WHAT IS REQUIRED – Return the stretch of the records below from their first line through the line containing "portrait-eye: [863, 148, 869, 152]", copying each line unchanged.

'''

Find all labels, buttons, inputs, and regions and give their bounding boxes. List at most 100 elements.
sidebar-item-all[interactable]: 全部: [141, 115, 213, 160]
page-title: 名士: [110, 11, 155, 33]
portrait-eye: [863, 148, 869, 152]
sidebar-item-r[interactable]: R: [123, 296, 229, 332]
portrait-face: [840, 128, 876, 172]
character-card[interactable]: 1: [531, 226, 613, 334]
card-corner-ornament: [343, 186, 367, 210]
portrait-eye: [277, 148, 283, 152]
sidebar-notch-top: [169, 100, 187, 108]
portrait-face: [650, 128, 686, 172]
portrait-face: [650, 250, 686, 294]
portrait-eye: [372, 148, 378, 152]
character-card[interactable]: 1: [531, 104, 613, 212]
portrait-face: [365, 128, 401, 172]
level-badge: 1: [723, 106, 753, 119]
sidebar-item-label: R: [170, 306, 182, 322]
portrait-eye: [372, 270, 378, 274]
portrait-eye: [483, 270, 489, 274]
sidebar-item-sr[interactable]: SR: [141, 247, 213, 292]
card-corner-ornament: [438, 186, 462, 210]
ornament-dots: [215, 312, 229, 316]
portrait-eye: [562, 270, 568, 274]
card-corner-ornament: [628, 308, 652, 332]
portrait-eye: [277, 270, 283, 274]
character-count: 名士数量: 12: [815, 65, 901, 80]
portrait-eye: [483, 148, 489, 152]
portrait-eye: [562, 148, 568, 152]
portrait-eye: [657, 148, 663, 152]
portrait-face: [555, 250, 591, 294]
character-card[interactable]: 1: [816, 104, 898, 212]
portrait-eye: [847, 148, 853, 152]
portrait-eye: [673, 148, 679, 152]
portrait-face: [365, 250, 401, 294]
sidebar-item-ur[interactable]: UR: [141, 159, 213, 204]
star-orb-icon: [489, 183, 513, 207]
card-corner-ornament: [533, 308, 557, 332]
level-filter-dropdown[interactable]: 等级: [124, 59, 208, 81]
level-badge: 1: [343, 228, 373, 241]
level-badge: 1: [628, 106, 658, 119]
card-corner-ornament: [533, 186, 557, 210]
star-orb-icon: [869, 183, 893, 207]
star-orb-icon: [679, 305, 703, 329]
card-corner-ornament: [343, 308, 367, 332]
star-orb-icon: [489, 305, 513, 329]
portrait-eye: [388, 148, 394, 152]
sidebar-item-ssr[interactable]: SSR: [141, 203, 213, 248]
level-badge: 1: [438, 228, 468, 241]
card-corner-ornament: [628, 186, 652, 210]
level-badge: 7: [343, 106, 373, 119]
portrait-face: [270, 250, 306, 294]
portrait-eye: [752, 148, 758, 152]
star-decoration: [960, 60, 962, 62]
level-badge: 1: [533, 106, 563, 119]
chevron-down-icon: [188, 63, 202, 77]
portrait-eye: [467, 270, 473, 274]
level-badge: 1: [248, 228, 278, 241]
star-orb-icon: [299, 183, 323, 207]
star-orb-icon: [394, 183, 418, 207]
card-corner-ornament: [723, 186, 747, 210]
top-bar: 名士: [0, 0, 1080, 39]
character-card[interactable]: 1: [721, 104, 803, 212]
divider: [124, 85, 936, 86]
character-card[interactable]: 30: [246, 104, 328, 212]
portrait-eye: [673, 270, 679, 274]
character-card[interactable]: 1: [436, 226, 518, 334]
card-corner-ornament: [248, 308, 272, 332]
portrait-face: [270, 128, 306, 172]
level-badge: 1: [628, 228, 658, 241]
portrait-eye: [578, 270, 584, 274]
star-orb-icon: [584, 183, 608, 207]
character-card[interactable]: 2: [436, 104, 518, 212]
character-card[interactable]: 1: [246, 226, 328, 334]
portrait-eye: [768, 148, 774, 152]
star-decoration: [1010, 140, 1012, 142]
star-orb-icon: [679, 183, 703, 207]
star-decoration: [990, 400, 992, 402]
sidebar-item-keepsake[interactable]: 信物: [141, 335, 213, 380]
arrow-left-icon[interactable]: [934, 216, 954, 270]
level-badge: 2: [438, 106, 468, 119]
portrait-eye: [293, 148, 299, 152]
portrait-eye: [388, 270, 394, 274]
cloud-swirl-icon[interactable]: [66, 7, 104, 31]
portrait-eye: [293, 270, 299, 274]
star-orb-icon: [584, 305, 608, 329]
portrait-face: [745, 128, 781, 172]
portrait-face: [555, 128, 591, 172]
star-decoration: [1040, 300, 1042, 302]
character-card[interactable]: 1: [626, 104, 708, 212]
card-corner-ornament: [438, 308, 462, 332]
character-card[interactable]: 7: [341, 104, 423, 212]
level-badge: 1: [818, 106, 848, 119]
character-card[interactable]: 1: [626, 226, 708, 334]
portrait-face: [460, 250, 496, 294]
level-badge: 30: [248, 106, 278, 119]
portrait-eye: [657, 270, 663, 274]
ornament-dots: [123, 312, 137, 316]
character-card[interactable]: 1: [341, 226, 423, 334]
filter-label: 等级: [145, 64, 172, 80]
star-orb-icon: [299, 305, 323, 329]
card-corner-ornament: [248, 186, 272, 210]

'''

OUTPUT BELOW –
Find all labels, buttons, inputs, and regions and give their bounding boxes. List at most 100 elements.
sidebar-item-all[interactable]: 全部: [141, 115, 213, 160]
page-title: 名士: [110, 11, 155, 33]
portrait-eye: [863, 148, 869, 152]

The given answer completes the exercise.